• [Set task]: Copy all of the material exactly. Pictures are not to appear in the copy.

___

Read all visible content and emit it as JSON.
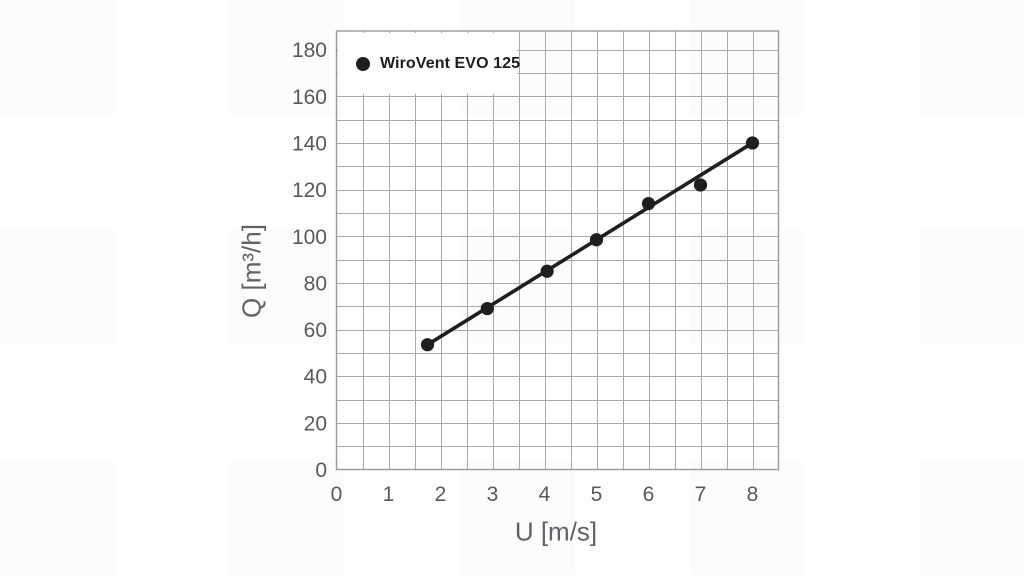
{
  "page": {
    "background": "#ffffff"
  },
  "chart_data": {
    "type": "scatter",
    "title": "",
    "xlabel": "U [m/s]",
    "ylabel": "Q [m³/h]",
    "xlim": [
      0,
      8.5
    ],
    "ylim": [
      0,
      188
    ],
    "x_ticks": [
      0,
      1,
      2,
      3,
      4,
      5,
      6,
      7,
      8
    ],
    "y_ticks": [
      0,
      20,
      40,
      60,
      80,
      100,
      120,
      140,
      160,
      180
    ],
    "x_minor_step": 0.5,
    "y_minor_step": 10,
    "grid": true,
    "legend": {
      "position": "top-left",
      "label": "WiroVent EVO 125"
    },
    "series": [
      {
        "name": "WiroVent EVO 125",
        "marker": "circle",
        "color": "#1f1f1f",
        "points": [
          {
            "u": 1.75,
            "q": 53.5
          },
          {
            "u": 2.9,
            "q": 69
          },
          {
            "u": 4.05,
            "q": 85
          },
          {
            "u": 5.0,
            "q": 98.5
          },
          {
            "u": 6.0,
            "q": 114
          },
          {
            "u": 7.0,
            "q": 122
          },
          {
            "u": 8.0,
            "q": 140
          }
        ],
        "trendline": {
          "from": {
            "u": 1.75,
            "q": 53.5
          },
          "to": {
            "u": 8.0,
            "q": 140
          }
        }
      }
    ],
    "colors": {
      "grid": "#a9a9a9",
      "frame": "#999999",
      "tick_label": "#58595b",
      "axis_label": "#5f6368",
      "series": "#1f1f1f",
      "legend_text": "#1e1c1d"
    }
  }
}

___

• [Exercise response]:
Read all visible content and emit it as JSON.
{
  "page": {
    "background": "#ffffff"
  },
  "chart_data": {
    "type": "scatter",
    "title": "",
    "xlabel": "U [m/s]",
    "ylabel": "Q [m³/h]",
    "xlim": [
      0,
      8.5
    ],
    "ylim": [
      0,
      188
    ],
    "x_ticks": [
      0,
      1,
      2,
      3,
      4,
      5,
      6,
      7,
      8
    ],
    "y_ticks": [
      0,
      20,
      40,
      60,
      80,
      100,
      120,
      140,
      160,
      180
    ],
    "x_minor_step": 0.5,
    "y_minor_step": 10,
    "grid": true,
    "legend": {
      "position": "top-left",
      "label": "WiroVent EVO 125"
    },
    "series": [
      {
        "name": "WiroVent EVO 125",
        "marker": "circle",
        "color": "#1f1f1f",
        "points": [
          {
            "u": 1.75,
            "q": 53.5
          },
          {
            "u": 2.9,
            "q": 69
          },
          {
            "u": 4.05,
            "q": 85
          },
          {
            "u": 5.0,
            "q": 98.5
          },
          {
            "u": 6.0,
            "q": 114
          },
          {
            "u": 7.0,
            "q": 122
          },
          {
            "u": 8.0,
            "q": 140
          }
        ],
        "trendline": {
          "from": {
            "u": 1.75,
            "q": 53.5
          },
          "to": {
            "u": 8.0,
            "q": 140
          }
        }
      }
    ],
    "colors": {
      "grid": "#a9a9a9",
      "frame": "#999999",
      "tick_label": "#58595b",
      "axis_label": "#5f6368",
      "series": "#1f1f1f",
      "legend_text": "#1e1c1d"
    }
  }
}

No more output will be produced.